# START OF Data section

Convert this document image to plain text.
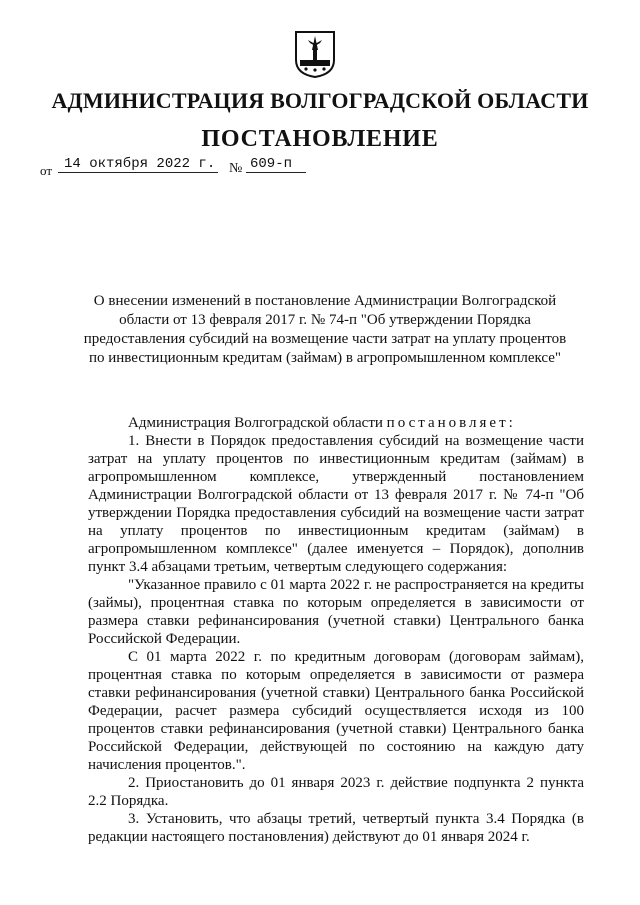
АДМИНИСТРАЦИЯ ВОЛГОГРАДСКОЙ ОБЛАСТИ
ПОСТАНОВЛЕНИЕ
от 14 октября 2022 г. № 609-п
О внесении изменений в постановление Администрации Волгоградской области от 13 февраля 2017 г. № 74-п "Об утверждении Порядка предоставления субсидий на возмещение части затрат на уплату процентов по инвестиционным кредитам (займам) в агропромышленном комплексе"

Администрация Волгоградской области постановляет:

1. Внести в Порядок предоставления субсидий на возмещение части затрат на уплату процентов по инвестиционным кредитам (займам) в агропромышленном комплексе, утвержденный постановлением Администрации Волгоградской области от 13 февраля 2017 г. № 74-п "Об утверждении Порядка предоставления субсидий на возмещение части затрат на уплату процентов по инвестиционным кредитам (займам) в агропромышленном комплексе" (далее именуется – Порядок), дополнив пункт 3.4 абзацами третьим, четвертым следующего содержания:

"Указанное правило с 01 марта 2022 г. не распространяется на кредиты (займы), процентная ставка по которым определяется в зависимости от размера ставки рефинансирования (учетной ставки) Центрального банка Российской Федерации.

С 01 марта 2022 г. по кредитным договорам (договорам займам), процентная ставка по которым определяется в зависимости от размера ставки рефинансирования (учетной ставки) Центрального банка Российской Федерации, расчет размера субсидий осуществляется исходя из 100 процентов ставки рефинансирования (учетной ставки) Центрального банка Российской Федерации, действующей по состоянию на каждую дату начисления процентов.".

2. Приостановить до 01 января 2023 г. действие подпункта 2 пункта 2.2 Порядка.

3. Установить, что абзацы третий, четвертый пункта 3.4 Порядка (в редакции настоящего постановления) действуют до 01 января 2024 г.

# END OF Data section

Pull out all lines of the data with the string "процентная".

**Solved problem**
"Указанное правило с 01 марта 2022 г. не распространяется на кредиты (займы), процентная ставка по которым определяется в зависимости от размера ставки рефинансирования (учетной ставки) Центрального банка Российской Федерации.
С 01 марта 2022 г. по кредитным договорам (договорам займам), процентная ставка по которым определяется в зависимости от размера ставки рефинансирования (учетной ставки) Центрального банка Российской Федерации, расчет размера субсидий осуществляется исходя из 100 процентов ставки рефинансирования (учетной ставки) Центрального банка Российской Федерации, действующей по состоянию на каждую дату начисления процентов.".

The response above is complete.